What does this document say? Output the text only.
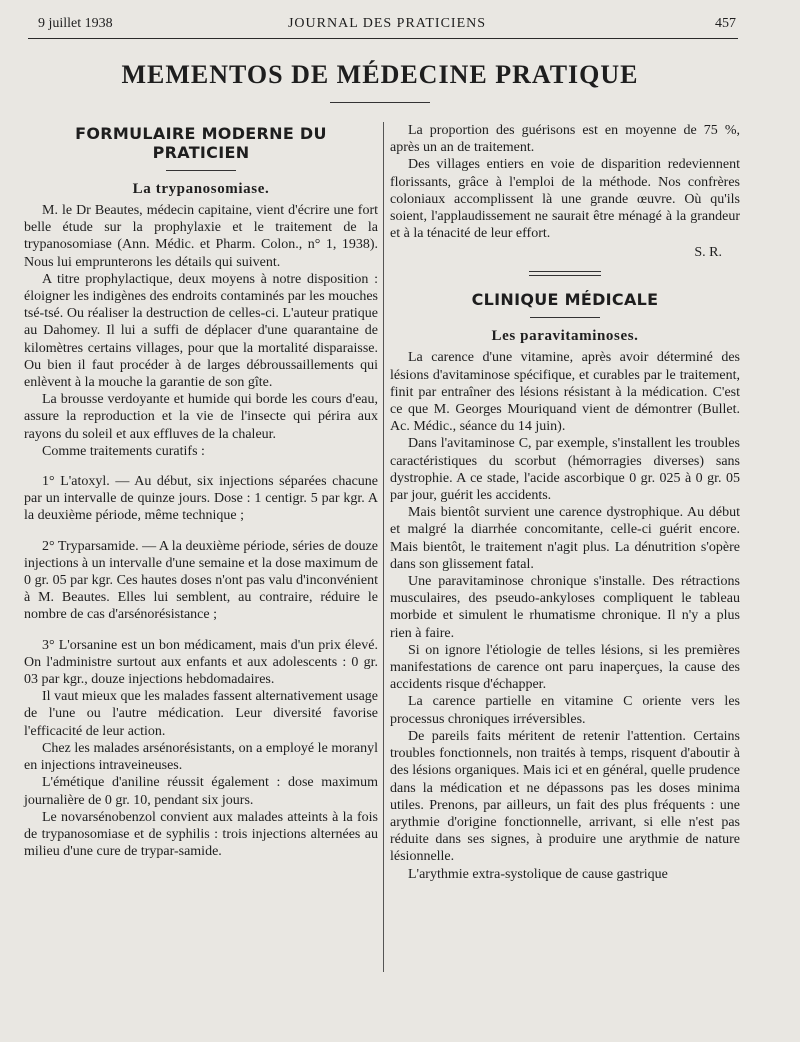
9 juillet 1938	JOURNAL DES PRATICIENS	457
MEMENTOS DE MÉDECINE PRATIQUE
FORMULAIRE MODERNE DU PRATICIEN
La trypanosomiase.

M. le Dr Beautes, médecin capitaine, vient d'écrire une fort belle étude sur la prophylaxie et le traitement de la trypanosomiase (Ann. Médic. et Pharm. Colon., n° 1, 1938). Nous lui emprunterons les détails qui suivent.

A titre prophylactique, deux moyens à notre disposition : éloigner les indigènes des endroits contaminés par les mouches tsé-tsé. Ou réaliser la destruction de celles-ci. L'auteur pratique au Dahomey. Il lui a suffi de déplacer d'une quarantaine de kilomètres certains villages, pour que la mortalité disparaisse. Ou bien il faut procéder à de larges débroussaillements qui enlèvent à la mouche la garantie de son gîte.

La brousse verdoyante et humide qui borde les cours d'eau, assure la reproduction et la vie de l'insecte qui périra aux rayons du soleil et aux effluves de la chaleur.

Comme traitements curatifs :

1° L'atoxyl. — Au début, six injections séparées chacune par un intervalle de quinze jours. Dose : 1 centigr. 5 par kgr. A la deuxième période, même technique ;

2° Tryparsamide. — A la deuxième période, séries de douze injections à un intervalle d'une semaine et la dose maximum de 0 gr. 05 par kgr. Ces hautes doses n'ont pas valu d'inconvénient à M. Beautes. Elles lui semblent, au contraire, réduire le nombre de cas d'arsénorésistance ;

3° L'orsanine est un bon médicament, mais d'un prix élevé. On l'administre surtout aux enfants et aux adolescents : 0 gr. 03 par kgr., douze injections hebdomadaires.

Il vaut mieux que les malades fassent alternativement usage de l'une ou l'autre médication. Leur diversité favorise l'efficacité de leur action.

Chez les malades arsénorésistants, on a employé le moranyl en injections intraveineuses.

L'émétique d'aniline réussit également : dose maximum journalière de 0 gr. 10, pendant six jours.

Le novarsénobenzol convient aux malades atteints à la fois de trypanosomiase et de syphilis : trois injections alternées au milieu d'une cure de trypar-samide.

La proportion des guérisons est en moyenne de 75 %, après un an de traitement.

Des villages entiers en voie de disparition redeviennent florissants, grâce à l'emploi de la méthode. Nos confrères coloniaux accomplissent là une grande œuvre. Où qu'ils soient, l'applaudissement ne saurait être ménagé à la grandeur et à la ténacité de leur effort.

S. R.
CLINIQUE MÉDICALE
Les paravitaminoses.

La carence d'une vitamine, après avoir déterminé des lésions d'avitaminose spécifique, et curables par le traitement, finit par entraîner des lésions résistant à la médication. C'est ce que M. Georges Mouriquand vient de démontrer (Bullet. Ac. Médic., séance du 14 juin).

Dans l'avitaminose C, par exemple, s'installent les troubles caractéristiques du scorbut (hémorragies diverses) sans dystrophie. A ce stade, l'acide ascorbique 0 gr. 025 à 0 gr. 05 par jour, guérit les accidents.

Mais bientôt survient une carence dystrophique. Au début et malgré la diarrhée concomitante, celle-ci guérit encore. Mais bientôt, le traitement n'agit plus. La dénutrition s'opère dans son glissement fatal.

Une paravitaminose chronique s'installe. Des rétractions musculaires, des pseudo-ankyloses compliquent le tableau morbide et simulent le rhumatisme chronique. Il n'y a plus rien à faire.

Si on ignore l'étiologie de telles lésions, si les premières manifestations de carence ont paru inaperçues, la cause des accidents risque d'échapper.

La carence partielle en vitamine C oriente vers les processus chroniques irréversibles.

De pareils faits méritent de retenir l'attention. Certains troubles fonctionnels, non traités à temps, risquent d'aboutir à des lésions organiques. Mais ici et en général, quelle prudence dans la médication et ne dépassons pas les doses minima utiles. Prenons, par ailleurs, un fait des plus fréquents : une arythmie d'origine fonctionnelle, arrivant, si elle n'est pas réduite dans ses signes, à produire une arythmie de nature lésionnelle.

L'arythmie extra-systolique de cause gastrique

* * *

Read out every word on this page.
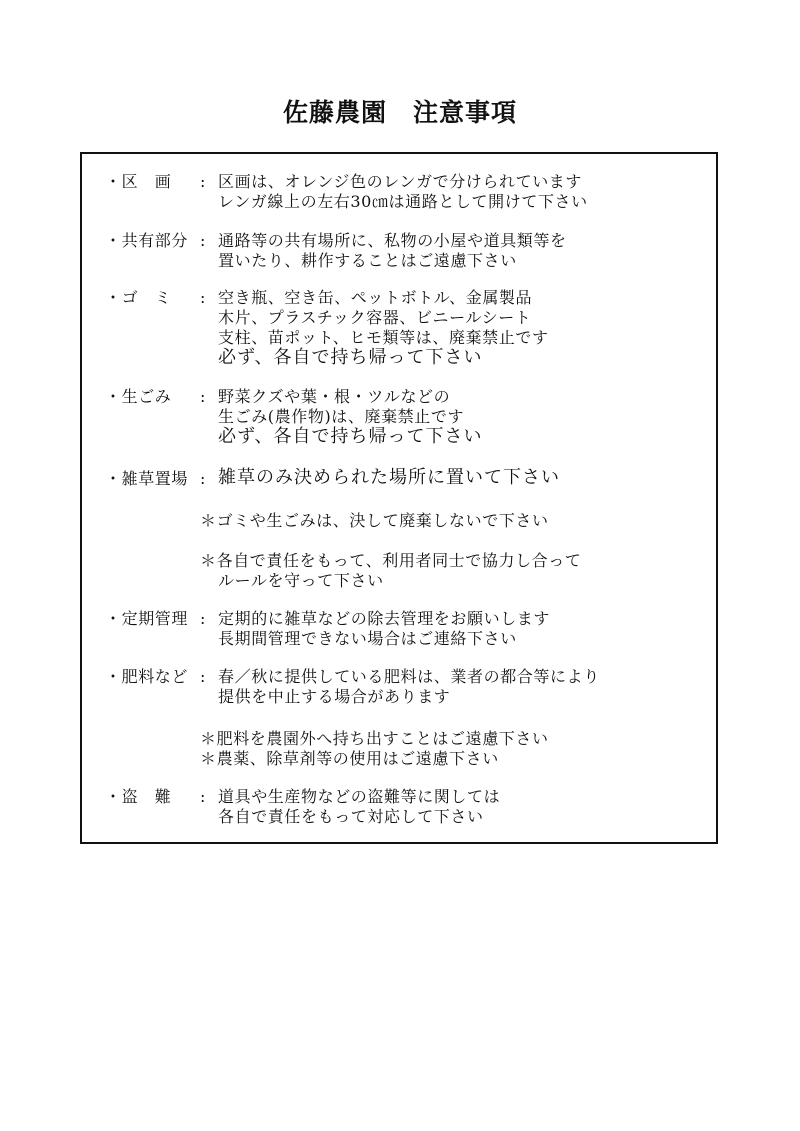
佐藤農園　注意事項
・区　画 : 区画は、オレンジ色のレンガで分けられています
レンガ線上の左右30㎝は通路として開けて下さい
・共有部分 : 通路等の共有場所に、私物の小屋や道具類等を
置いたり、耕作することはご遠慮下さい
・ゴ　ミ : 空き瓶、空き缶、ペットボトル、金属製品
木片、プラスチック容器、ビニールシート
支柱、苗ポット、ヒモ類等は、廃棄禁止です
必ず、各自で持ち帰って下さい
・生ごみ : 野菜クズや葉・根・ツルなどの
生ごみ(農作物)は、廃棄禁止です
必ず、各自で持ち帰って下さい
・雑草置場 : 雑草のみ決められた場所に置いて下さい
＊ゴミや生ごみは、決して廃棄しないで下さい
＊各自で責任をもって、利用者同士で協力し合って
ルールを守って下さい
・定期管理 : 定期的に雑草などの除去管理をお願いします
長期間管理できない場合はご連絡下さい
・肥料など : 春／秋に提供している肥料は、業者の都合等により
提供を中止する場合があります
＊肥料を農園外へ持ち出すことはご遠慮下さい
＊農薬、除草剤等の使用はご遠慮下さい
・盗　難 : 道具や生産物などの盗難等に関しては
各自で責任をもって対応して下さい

== Task instructions ==
From the records above, copy every line that holds the word "Beautes".

== Solved exercise ==
M. le Dr Beautes, médecin capitaine, vient d'écrire une fort belle étude sur la prophylaxie et le traitement de la trypanosomiase (Ann. Médic. et Pharm. Colon., n° 1, 1938). Nous lui emprunterons les détails qui suivent.
2° Tryparsamide. — A la deuxième période, séries de douze injections à un intervalle d'une semaine et la dose maximum de 0 gr. 05 par kgr. Ces hautes doses n'ont pas valu d'inconvénient à M. Beautes. Elles lui semblent, au contraire, réduire le nombre de cas d'arsénorésistance ;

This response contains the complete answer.